DIRECTIONS FOR THIS TASK:
In the following material, identify every line holding the string "attendees" and return it.

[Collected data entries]
--------

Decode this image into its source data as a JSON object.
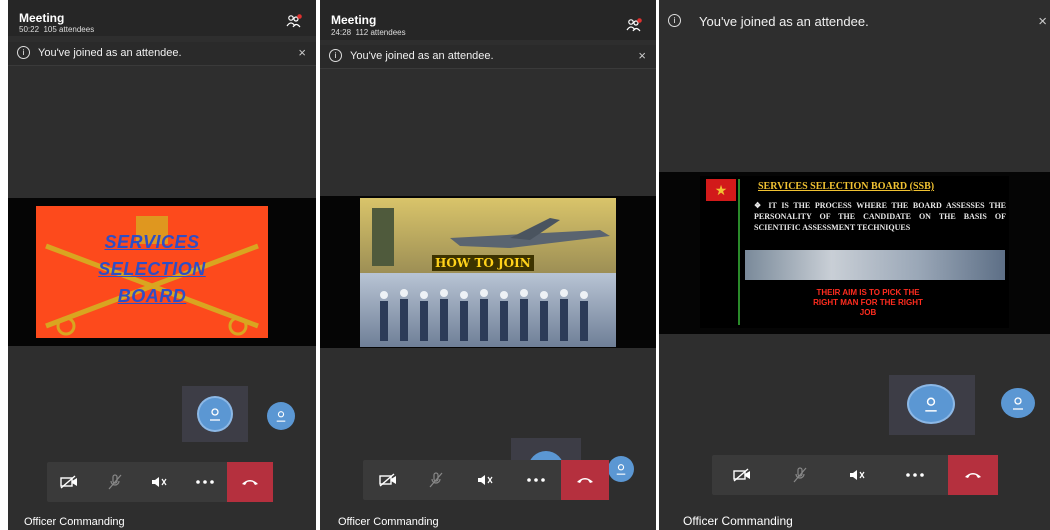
{
  "screens": [
    {
      "title": "Meeting",
      "time": "50:22",
      "attendees": "105 attendees",
      "notice": "You've joined as an attendee.",
      "close": "×",
      "slide_lines": [
        "SERVICES",
        "SELECTION",
        "BOARD"
      ],
      "footer": "Officer Commanding"
    },
    {
      "title": "Meeting",
      "time": "24:28",
      "attendees": "112 attendees",
      "notice": "You've joined as an attendee.",
      "close": "×",
      "slide_label": "HOW TO JOIN",
      "footer": "Officer Commanding"
    },
    {
      "notice": "You've joined as an attendee.",
      "close": "×",
      "slide_title": "SERVICES SELECTION BOARD (SSB)",
      "slide_body": "❖ IT IS THE PROCESS WHERE THE BOARD ASSESSES THE PERSONALITY OF THE CANDIDATE ON THE BASIS OF SCIENTIFIC ASSESSMENT TECHNIQUES",
      "slide_aim": "THEIR AIM IS TO PICK THE RIGHT MAN FOR THE RIGHT JOB",
      "footer": "Officer Commanding"
    }
  ],
  "icons": {
    "people": "people-icon",
    "camera_off": "camera-off-icon",
    "mic_off": "mic-off-icon",
    "speaker": "speaker-icon",
    "more": "more-icon",
    "hangup": "hangup-icon",
    "avatar": "person-icon"
  },
  "colors": {
    "background": "#2e2e2e",
    "hangup": "#b5303e",
    "avatar": "#5b97d3",
    "notification_dot": "#e0312f"
  }
}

--------

TASK SOLUTION:
      "attendees": "105 attendees",
      "attendees": "112 attendees",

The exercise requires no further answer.